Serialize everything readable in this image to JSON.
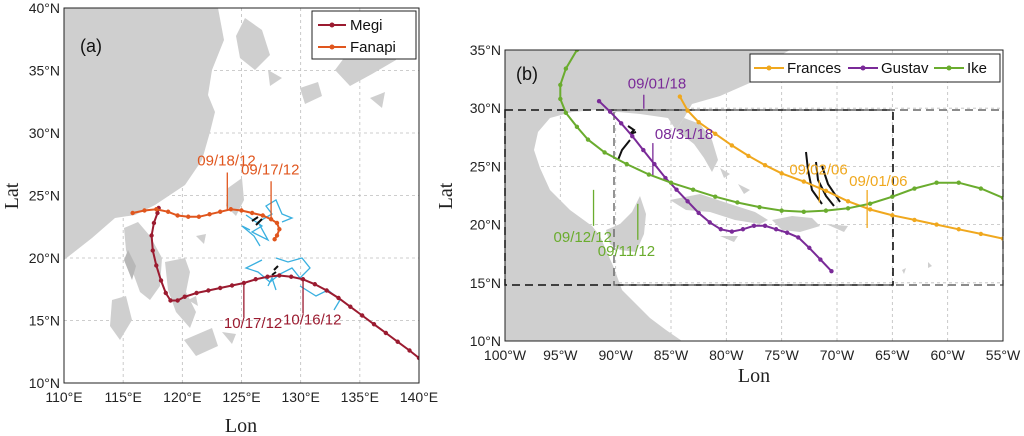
{
  "chart_data": [
    {
      "type": "line",
      "panel": "(a)",
      "xlabel": "Lon",
      "ylabel": "Lat",
      "xlim": [
        110,
        140
      ],
      "ylim": [
        10,
        40
      ],
      "xticks": [
        110,
        115,
        120,
        125,
        130,
        135,
        140
      ],
      "yticks": [
        10,
        15,
        20,
        25,
        30,
        35,
        40
      ],
      "xtick_labels": [
        "110°E",
        "115°E",
        "120°E",
        "125°E",
        "130°E",
        "135°E",
        "140°E"
      ],
      "ytick_labels": [
        "10°N",
        "15°N",
        "20°N",
        "25°N",
        "30°N",
        "35°N",
        "40°N"
      ],
      "grid": true,
      "legend": "top-right",
      "colors": {
        "Megi": "#9b1b30",
        "Fanapi": "#e0561e",
        "obs": "#3ab0e0",
        "land": "#cfcfcf"
      },
      "series": [
        {
          "name": "Megi",
          "x": [
            140,
            139.2,
            138.2,
            137.2,
            136.2,
            135.2,
            134.2,
            133.2,
            132.2,
            131.2,
            130.2,
            129.2,
            128.2,
            127.2,
            126.2,
            125.2,
            124.2,
            123.2,
            122.2,
            121.2,
            120.2,
            119.6,
            119.0,
            118.6,
            118.2,
            117.8,
            117.5,
            117.4,
            117.6,
            117.9,
            118.0
          ],
          "y": [
            12.0,
            12.6,
            13.3,
            14.0,
            14.7,
            15.4,
            16.1,
            16.8,
            17.4,
            17.9,
            18.3,
            18.5,
            18.6,
            18.5,
            18.3,
            18.0,
            17.8,
            17.6,
            17.4,
            17.2,
            16.9,
            16.6,
            16.6,
            17.2,
            18.2,
            19.4,
            20.6,
            21.8,
            22.8,
            23.6,
            24.0
          ]
        },
        {
          "name": "Fanapi",
          "x": [
            115.8,
            116.8,
            117.8,
            118.8,
            119.6,
            120.5,
            121.4,
            122.3,
            123.2,
            124.1,
            125.0,
            125.9,
            126.8,
            127.5,
            128.0,
            128.2,
            128.0,
            127.8
          ],
          "y": [
            23.6,
            23.8,
            23.9,
            23.7,
            23.4,
            23.3,
            23.3,
            23.5,
            23.7,
            23.9,
            23.8,
            23.6,
            23.4,
            23.1,
            22.8,
            22.3,
            21.8,
            21.5
          ]
        }
      ],
      "annotations": [
        {
          "text": "09/18/12",
          "series": "Fanapi",
          "x": 123.8,
          "y": 23.8
        },
        {
          "text": "09/17/12",
          "series": "Fanapi",
          "x": 127.5,
          "y": 23.1
        },
        {
          "text": "10/17/12",
          "series": "Megi",
          "x": 125.2,
          "y": 18.0
        },
        {
          "text": "10/16/12",
          "series": "Megi",
          "x": 130.2,
          "y": 18.3
        }
      ]
    },
    {
      "type": "line",
      "panel": "(b)",
      "xlabel": "Lon",
      "ylabel": "Lat",
      "xlim": [
        -100,
        -55
      ],
      "ylim": [
        10,
        35
      ],
      "xticks": [
        -100,
        -95,
        -90,
        -85,
        -80,
        -75,
        -70,
        -65,
        -60,
        -55
      ],
      "yticks": [
        10,
        15,
        20,
        25,
        30,
        35
      ],
      "xtick_labels": [
        "100°W",
        "95°W",
        "90°W",
        "85°W",
        "80°W",
        "75°W",
        "70°W",
        "65°W",
        "60°W",
        "55°W"
      ],
      "ytick_labels": [
        "10°N",
        "15°N",
        "20°N",
        "25°N",
        "30°N",
        "35°N"
      ],
      "grid": true,
      "legend": "top-right",
      "colors": {
        "Frances": "#f0a81e",
        "Gustav": "#7a2a98",
        "Ike": "#6aac2e",
        "obs": "#111111",
        "land": "#cfcfcf"
      },
      "series": [
        {
          "name": "Frances",
          "x": [
            -55.0,
            -57.0,
            -59.0,
            -61.0,
            -63.0,
            -65.0,
            -67.0,
            -69.0,
            -71.0,
            -73.0,
            -75.0,
            -76.5,
            -78.0,
            -79.5,
            -81.0,
            -82.5,
            -83.5,
            -84.2
          ],
          "y": [
            18.8,
            19.2,
            19.6,
            20.0,
            20.4,
            20.8,
            21.3,
            22.0,
            22.9,
            23.7,
            24.4,
            25.1,
            25.9,
            26.8,
            27.8,
            28.8,
            29.8,
            31.0
          ]
        },
        {
          "name": "Gustav",
          "x": [
            -70.5,
            -71.5,
            -72.5,
            -73.5,
            -74.5,
            -75.5,
            -76.5,
            -77.5,
            -78.5,
            -79.5,
            -80.5,
            -81.5,
            -82.5,
            -83.5,
            -84.5,
            -85.5,
            -86.5,
            -87.5,
            -88.5,
            -89.5,
            -90.5,
            -91.5
          ],
          "y": [
            16.0,
            17.0,
            18.0,
            18.9,
            19.3,
            19.6,
            19.9,
            19.9,
            19.6,
            19.4,
            19.6,
            20.2,
            21.0,
            22.0,
            23.0,
            24.0,
            25.2,
            26.4,
            27.6,
            28.7,
            29.7,
            30.6
          ]
        },
        {
          "name": "Ike",
          "x": [
            -55.0,
            -57.0,
            -59.0,
            -61.0,
            -63.0,
            -65.0,
            -67.0,
            -69.0,
            -71.0,
            -73.0,
            -75.0,
            -77.0,
            -79.0,
            -81.0,
            -83.0,
            -85.0,
            -87.0,
            -89.0,
            -91.0,
            -92.5,
            -93.5,
            -94.5,
            -95.0,
            -95.0,
            -94.5,
            -93.5
          ],
          "y": [
            22.3,
            23.1,
            23.6,
            23.6,
            23.1,
            22.4,
            21.8,
            21.4,
            21.2,
            21.1,
            21.2,
            21.5,
            21.9,
            22.4,
            23.0,
            23.6,
            24.3,
            25.2,
            26.2,
            27.3,
            28.4,
            29.6,
            30.8,
            32.0,
            33.4,
            35.0
          ]
        }
      ],
      "annotations": [
        {
          "text": "09/01/18",
          "series": "Gustav",
          "x": -88.0,
          "y": 31.5
        },
        {
          "text": "08/31/18",
          "series": "Gustav",
          "x": -87.0,
          "y": 25.8
        },
        {
          "text": "09/02/06",
          "series": "Frances",
          "x": -72.5,
          "y": 23.8
        },
        {
          "text": "09/01/06",
          "series": "Frances",
          "x": -68.0,
          "y": 21.6
        },
        {
          "text": "09/12/12",
          "series": "Ike",
          "x": -92.0,
          "y": 23.5
        },
        {
          "text": "09/11/12",
          "series": "Ike",
          "x": -88.0,
          "y": 22.3
        }
      ]
    }
  ]
}
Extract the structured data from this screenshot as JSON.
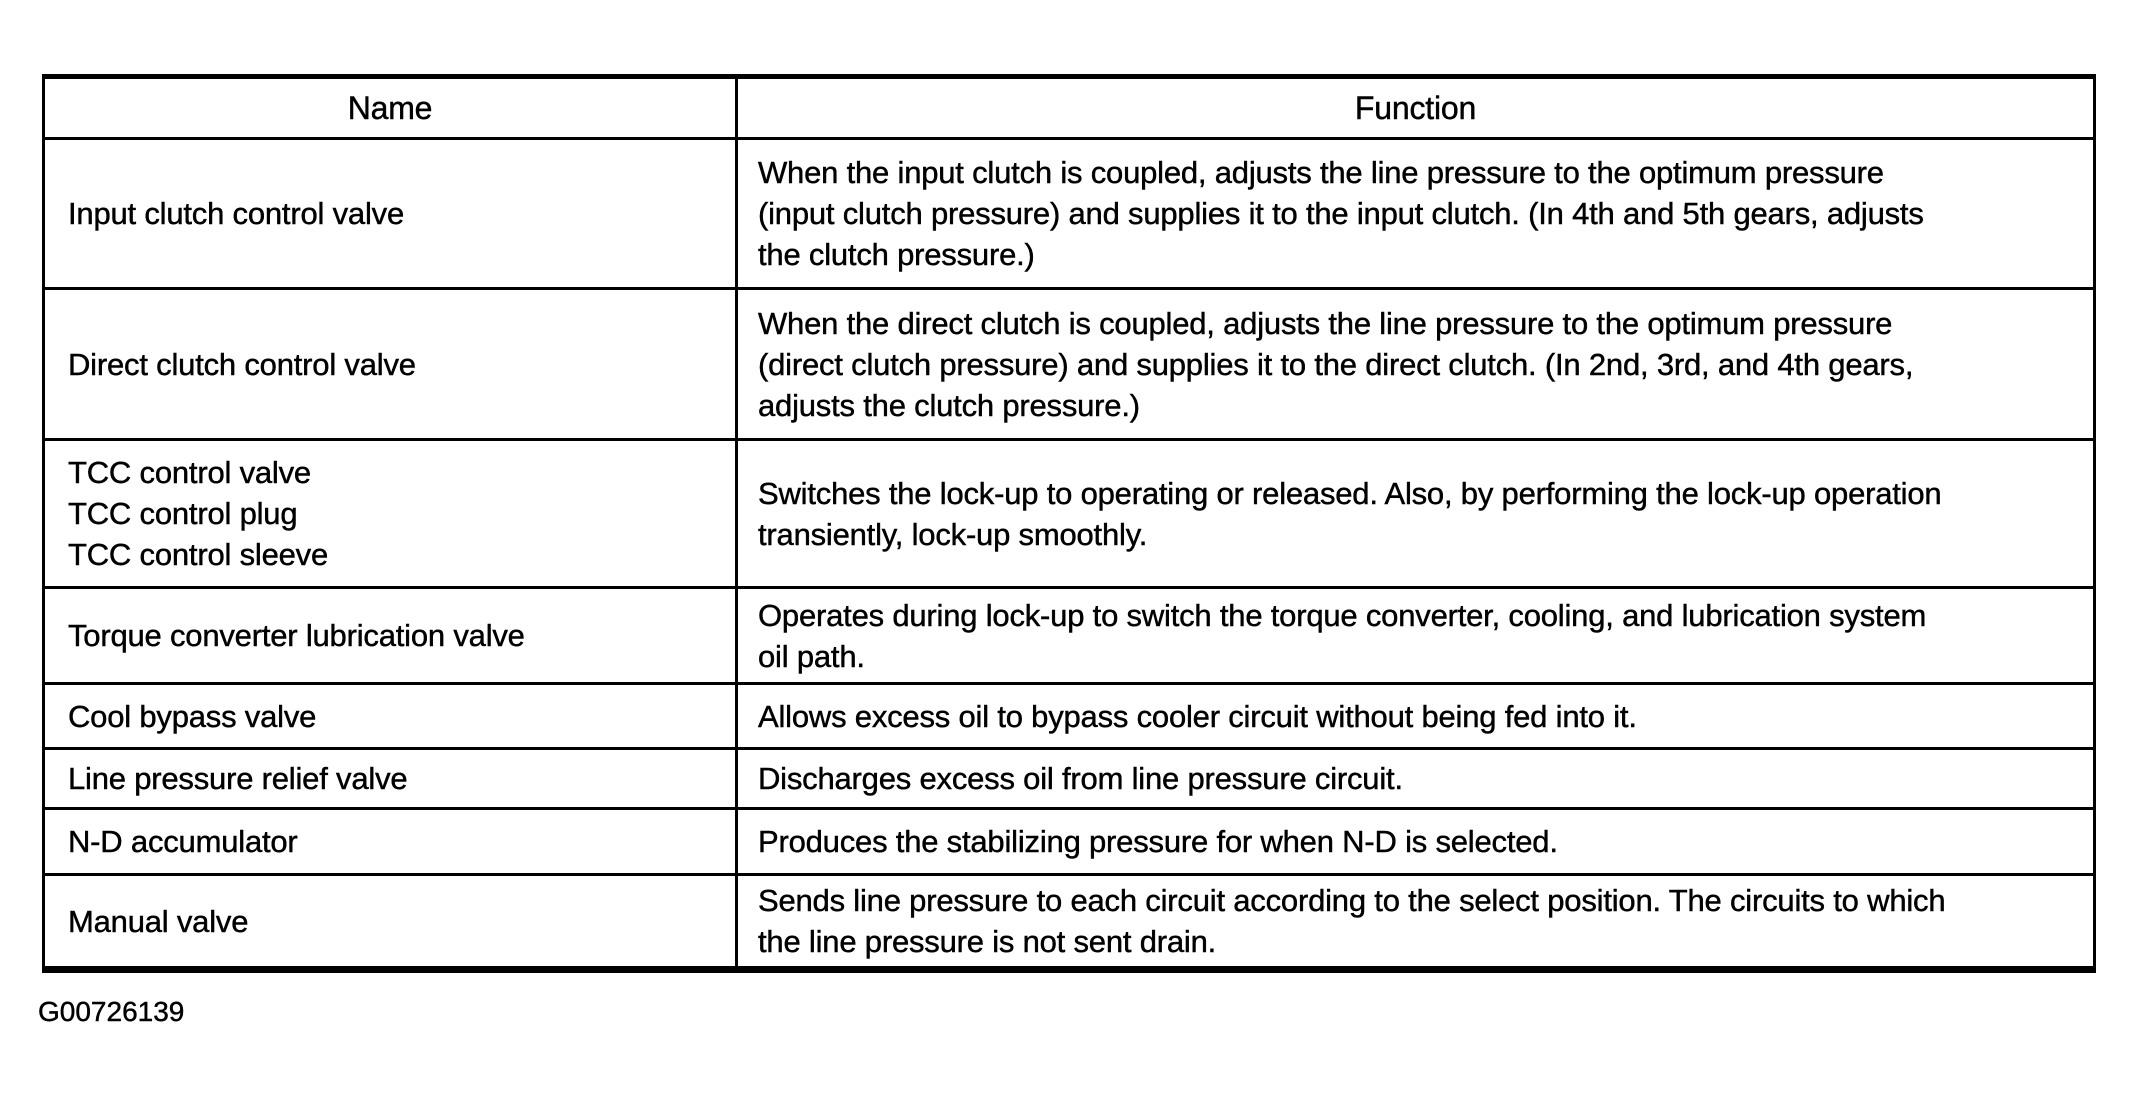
{
  "page": {
    "paper_color": "#ffffff",
    "ink_color": "#000000"
  },
  "table": {
    "headers": {
      "name": "Name",
      "function": "Function"
    },
    "rows": [
      {
        "name": "Input clutch control valve",
        "function": "When the input clutch is coupled, adjusts the line pressure to the optimum pressure\n(input clutch pressure) and supplies it to the input clutch. (In 4th and 5th gears, adjusts\nthe clutch pressure.)"
      },
      {
        "name": "Direct clutch control valve",
        "function": "When the direct clutch is coupled, adjusts the line pressure to the optimum pressure\n(direct clutch pressure) and supplies it to the direct clutch. (In 2nd, 3rd, and 4th gears,\nadjusts the clutch pressure.)"
      },
      {
        "name": "TCC control valve\nTCC control plug\nTCC control sleeve",
        "function": "Switches the lock-up to operating or released. Also, by performing the lock-up operation\ntransiently, lock-up smoothly."
      },
      {
        "name": "Torque converter lubrication valve",
        "function": "Operates during lock-up to switch the torque converter, cooling, and lubrication system\noil path."
      },
      {
        "name": "Cool bypass valve",
        "function": "Allows excess oil to bypass cooler circuit without being fed into it."
      },
      {
        "name": "Line pressure relief valve",
        "function": "Discharges excess oil from line pressure circuit."
      },
      {
        "name": "N-D accumulator",
        "function": "Produces the stabilizing pressure for when N-D is selected."
      },
      {
        "name": "Manual valve",
        "function": "Sends line pressure to each circuit according to the select position. The circuits to which\nthe line pressure is not sent drain."
      }
    ]
  },
  "footer": {
    "figure_id": "G00726139"
  }
}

GIVEN INSTRUCTION:
Isolate each line of the listing above that includes "control". Copy it.

THE SOLUTION:
        "name": "Input clutch control valve",
        "name": "Direct clutch control valve",
        "name": "TCC control valve\nTCC control plug\nTCC control sleeve",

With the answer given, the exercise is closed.